▶ Texto de estudo
=======
Por Renato Müller
O setor de alimentação fora do lar está passando por uma transformação estrutural profunda, marcada por margens de lucro cada vez mais apertadas, alta dos custos e uma redefinição do comportamento dos consumidores. Na abertura do National Restaurant Show 2026, principal evento de foodservice do mundo, neste fim de semana em Chicago, a gravidade do momento ficou clara.
“Mais de 40% dos restaurantes independentes não tiveram lucro no ano passado. Não é um sinal saudável para o setor”, alerta Kevin Bryla, Chief Marketing Officer da SpotOn. Ameaça para uns, possibilidade para outros: o momento representa uma janela de oportunidades para os supermercados ampliarem sua presença no foodservice.
Os americanos não pararam de consumir fora, mas estão fazendo isso com muito mais critério. “Os consumidores estão sendo muito mais intencionais em seus gastos, escolhendo lugares em que sabem que terão o melhor retorno pelo dinheiro investido”, explica David Henkes, Senior Principal da consultoria Technomic.
Isso não significa necessariamente comprar o mais barato. “Os consumidores têm um scorecard na cabeça: como está o sabor? Qual o custo? Qual o tamanho da porção? Quanto tempo é ganho? Tudo isso entra na conta e pode levar a mudanças de comportamento”, analisa Khara Mangiduyos, Cofundadora da rede Kalei’s Kitchenette.
=======
▶ Questões de estudo
1. De acordo com o texto sobre o setor de alimentação fora do lar, que parcela dos restaurantes independentes não teve lucro no ano passado?
2. Transcreva o trecho do texto sobre alimentação fora do lar que começa em "Por Renato Müller" e segue até "momento ficou clara.".
3. Dê continuidade ao texto sobre o setor de alimentação fora do lar a partir da última frase apresentada.
=======
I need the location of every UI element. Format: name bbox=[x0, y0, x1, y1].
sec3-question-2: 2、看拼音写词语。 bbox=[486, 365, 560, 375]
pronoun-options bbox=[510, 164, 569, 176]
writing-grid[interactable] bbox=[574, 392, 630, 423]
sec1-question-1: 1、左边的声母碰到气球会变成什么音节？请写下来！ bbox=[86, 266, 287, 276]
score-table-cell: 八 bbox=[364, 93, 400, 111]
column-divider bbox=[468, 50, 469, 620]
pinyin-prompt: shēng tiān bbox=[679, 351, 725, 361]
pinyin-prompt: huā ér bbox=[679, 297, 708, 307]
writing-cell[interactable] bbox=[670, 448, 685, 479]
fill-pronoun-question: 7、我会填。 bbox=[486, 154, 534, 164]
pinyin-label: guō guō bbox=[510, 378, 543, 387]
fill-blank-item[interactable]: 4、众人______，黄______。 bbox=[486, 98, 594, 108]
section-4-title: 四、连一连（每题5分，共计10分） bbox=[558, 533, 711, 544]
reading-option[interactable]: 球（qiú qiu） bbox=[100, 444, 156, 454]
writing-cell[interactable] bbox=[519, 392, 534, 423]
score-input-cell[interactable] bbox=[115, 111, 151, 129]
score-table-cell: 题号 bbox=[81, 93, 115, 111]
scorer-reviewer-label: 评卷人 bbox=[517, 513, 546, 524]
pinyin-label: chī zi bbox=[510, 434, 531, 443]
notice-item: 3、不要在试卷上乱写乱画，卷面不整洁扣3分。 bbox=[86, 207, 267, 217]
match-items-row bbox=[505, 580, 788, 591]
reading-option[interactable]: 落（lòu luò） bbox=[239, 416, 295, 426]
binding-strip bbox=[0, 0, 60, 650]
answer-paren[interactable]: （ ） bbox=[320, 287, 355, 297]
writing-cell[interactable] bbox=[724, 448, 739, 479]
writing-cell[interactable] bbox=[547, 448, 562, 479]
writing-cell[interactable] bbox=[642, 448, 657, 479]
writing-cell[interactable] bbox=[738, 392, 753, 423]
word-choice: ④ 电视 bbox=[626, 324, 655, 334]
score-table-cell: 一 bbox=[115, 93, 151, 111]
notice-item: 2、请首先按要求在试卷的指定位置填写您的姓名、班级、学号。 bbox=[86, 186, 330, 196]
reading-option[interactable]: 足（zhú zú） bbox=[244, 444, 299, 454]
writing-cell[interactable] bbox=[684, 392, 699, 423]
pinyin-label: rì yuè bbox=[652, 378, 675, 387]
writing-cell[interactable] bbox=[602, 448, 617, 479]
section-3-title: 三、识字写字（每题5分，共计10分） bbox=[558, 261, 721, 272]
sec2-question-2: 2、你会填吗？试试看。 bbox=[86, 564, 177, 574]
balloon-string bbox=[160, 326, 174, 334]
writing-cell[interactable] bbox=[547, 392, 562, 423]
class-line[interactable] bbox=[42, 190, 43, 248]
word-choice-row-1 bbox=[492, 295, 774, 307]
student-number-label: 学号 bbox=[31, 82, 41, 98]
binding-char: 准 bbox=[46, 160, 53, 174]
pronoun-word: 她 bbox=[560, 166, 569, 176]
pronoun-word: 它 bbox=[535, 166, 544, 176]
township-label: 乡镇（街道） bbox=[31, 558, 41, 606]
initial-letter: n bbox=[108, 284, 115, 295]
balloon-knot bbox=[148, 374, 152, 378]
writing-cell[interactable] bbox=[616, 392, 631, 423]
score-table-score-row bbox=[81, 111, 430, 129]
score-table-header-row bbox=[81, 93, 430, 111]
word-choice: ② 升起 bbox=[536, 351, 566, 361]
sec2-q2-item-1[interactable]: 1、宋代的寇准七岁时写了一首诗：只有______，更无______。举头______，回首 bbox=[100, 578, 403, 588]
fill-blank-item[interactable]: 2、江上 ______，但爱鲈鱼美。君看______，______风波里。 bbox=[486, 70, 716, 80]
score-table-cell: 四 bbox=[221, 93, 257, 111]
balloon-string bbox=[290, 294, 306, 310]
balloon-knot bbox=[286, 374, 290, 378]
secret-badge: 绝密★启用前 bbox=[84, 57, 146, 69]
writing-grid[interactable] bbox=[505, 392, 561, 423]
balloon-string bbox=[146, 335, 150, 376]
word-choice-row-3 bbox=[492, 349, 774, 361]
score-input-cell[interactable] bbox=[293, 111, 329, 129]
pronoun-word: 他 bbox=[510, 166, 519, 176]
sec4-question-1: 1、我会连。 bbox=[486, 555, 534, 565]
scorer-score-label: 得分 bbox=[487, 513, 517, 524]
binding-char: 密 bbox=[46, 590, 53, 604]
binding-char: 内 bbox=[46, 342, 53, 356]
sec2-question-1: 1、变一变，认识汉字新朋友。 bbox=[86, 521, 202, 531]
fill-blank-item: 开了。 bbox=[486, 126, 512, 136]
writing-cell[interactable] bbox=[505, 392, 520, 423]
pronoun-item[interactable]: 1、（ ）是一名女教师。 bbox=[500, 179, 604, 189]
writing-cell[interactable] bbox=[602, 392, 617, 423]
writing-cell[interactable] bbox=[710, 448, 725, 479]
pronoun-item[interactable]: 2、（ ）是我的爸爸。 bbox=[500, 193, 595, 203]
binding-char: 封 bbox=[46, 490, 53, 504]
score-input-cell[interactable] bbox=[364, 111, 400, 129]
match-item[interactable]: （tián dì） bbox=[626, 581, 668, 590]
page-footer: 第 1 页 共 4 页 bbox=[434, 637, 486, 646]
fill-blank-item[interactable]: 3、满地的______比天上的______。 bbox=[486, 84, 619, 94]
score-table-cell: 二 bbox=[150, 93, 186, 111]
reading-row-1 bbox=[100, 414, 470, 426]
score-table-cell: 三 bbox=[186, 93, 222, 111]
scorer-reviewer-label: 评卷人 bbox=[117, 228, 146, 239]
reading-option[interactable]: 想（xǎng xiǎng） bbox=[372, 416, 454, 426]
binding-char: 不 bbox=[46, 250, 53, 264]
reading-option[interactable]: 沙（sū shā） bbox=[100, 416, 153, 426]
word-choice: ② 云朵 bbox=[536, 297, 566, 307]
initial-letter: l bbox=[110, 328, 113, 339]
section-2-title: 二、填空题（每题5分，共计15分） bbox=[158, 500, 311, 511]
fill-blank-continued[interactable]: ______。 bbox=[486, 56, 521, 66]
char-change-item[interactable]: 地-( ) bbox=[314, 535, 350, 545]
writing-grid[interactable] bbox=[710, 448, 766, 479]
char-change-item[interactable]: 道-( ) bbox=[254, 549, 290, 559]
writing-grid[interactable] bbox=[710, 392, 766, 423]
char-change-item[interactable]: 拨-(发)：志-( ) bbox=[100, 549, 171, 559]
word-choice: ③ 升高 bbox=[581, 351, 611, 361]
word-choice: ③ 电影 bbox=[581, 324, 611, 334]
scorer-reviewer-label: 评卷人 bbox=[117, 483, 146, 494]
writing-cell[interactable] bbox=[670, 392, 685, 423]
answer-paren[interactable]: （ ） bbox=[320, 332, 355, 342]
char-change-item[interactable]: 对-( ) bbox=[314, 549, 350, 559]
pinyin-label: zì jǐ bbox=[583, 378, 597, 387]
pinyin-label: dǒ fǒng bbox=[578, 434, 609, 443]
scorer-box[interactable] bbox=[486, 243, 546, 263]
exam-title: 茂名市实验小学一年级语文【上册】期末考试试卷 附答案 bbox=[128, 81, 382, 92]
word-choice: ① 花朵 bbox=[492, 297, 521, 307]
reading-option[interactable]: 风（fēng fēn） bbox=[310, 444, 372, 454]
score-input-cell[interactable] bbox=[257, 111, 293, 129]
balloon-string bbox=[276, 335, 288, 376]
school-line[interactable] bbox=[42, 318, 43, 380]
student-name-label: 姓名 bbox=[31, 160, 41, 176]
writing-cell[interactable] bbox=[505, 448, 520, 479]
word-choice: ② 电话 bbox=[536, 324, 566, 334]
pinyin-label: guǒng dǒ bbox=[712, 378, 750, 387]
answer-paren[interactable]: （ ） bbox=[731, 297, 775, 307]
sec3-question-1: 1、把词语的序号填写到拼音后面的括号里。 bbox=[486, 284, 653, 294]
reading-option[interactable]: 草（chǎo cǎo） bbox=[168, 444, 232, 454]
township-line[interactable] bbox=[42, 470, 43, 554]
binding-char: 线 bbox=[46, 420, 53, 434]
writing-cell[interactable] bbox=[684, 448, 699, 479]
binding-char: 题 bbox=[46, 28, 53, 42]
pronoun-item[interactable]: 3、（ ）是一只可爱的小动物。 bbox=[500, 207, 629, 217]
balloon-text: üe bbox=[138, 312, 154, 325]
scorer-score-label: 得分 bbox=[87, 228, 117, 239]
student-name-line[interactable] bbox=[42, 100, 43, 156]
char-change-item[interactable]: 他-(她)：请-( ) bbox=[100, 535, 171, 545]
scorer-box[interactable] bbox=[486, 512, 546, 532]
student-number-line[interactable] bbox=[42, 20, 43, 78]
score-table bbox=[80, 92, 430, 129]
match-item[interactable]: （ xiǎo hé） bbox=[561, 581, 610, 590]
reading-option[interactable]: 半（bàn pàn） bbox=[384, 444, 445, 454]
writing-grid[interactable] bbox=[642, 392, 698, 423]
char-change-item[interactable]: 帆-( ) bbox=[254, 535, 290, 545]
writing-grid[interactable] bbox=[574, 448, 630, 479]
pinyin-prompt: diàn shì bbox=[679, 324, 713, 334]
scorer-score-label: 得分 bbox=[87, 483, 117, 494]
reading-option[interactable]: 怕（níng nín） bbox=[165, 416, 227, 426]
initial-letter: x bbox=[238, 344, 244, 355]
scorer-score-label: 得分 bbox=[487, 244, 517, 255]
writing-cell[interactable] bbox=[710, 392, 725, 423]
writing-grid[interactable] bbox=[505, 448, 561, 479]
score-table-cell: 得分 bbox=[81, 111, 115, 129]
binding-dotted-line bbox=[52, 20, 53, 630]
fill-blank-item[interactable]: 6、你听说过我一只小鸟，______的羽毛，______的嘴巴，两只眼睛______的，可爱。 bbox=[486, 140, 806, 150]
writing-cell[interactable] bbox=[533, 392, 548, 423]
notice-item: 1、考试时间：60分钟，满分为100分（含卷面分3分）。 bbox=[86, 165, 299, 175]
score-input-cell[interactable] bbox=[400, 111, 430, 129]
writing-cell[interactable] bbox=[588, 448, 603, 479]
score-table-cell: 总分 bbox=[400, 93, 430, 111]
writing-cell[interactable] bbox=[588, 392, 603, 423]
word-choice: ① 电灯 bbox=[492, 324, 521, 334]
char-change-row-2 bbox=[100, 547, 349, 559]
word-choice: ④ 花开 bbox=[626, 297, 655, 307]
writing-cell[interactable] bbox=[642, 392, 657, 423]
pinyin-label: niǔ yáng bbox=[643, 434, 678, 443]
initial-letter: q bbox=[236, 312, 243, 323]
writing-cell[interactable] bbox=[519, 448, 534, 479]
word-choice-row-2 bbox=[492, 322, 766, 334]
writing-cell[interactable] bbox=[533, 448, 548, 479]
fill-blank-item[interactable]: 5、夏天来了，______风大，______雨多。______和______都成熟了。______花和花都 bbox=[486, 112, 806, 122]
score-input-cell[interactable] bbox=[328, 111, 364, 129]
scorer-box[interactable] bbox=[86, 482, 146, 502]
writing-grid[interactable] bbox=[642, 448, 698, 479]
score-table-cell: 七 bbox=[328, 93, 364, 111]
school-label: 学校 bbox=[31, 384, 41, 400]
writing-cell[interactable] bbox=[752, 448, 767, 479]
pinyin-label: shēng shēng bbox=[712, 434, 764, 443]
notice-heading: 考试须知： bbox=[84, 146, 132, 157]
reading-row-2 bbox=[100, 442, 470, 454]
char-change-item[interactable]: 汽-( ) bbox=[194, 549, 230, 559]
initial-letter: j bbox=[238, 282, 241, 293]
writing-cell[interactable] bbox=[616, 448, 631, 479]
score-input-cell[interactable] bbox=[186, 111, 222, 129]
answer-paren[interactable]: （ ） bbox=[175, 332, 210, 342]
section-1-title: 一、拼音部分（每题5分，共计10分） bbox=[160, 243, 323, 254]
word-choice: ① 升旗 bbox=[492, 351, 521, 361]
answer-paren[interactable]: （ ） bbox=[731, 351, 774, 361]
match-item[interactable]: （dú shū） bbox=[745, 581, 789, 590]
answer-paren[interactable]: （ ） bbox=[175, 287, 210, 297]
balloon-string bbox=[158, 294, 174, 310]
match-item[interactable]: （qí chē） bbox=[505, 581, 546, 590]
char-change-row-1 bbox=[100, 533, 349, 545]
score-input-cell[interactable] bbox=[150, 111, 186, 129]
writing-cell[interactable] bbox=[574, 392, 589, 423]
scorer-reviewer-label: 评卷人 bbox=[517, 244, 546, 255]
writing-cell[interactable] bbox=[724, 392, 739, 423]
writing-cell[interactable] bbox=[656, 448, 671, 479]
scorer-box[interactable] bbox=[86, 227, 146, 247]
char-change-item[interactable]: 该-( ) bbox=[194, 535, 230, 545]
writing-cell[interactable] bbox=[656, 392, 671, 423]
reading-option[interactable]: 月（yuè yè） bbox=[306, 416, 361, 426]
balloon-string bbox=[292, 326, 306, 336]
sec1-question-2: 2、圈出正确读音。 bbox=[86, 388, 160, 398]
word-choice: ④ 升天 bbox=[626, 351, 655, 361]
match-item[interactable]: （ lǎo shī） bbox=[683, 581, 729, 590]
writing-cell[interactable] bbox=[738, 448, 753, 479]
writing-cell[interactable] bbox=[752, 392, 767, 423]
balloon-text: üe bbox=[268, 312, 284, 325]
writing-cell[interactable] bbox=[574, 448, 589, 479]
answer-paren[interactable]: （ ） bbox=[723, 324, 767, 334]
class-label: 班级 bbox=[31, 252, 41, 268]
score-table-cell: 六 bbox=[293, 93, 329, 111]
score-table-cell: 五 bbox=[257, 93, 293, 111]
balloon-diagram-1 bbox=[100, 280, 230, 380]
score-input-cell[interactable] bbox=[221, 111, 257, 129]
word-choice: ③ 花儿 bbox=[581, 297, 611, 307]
=======
▶ Respostas escritas
1. Mais de 40% dos restaurantes independentes.

2.
Por Renato Müller
O setor de alimentação fora do lar está passando por uma transformação estrutural profunda, marcada por margens de lucro cada vez mais apertadas, alta dos custos e uma redefinição do comportamento dos consumidores. Na abertura do National Restaurant Show 2026, principal evento de foodservice do mundo, neste fim de semana em Chicago, a gravidade do momento ficou clara.

3.
Para os supermercados, essa compra baseada em uma equação de valor impulsiona uma expansão agressiva das seções de refeições prontas e das rotisserias. A oferta de pratos prontos de alta qualidade, saborosos, em porções generosas e a um custo final mais vantajoso atende aos critérios desse “scorecard”, atraindo consumidores que querem proteger o orçamento diário sem abrir mão da conveniência.
O varejo de alimentos está em uma posição privilegiada para absorver a demanda por conveniência, já que permitem que o cliente resolva duas necessidades em um único lugar: reabastecer a despensa doméstica e garantir o jantar pronto. “Os fatores que mais impactam a decisão de onde comer são a qualidade dos alimentos, a conveniência e a velocidade”, enumera David Henkes.
Na avaliação do especialista, os supermercados já comunicam bem os dois últimos fatores – o passo final é reforçar a percepção de qualidade, seja nas redes sociais (com vídeos que demonstrem o frescor e a crocância dos produtos), seja por meio de degustações e pela apresentação dos produtos no ponto de venda.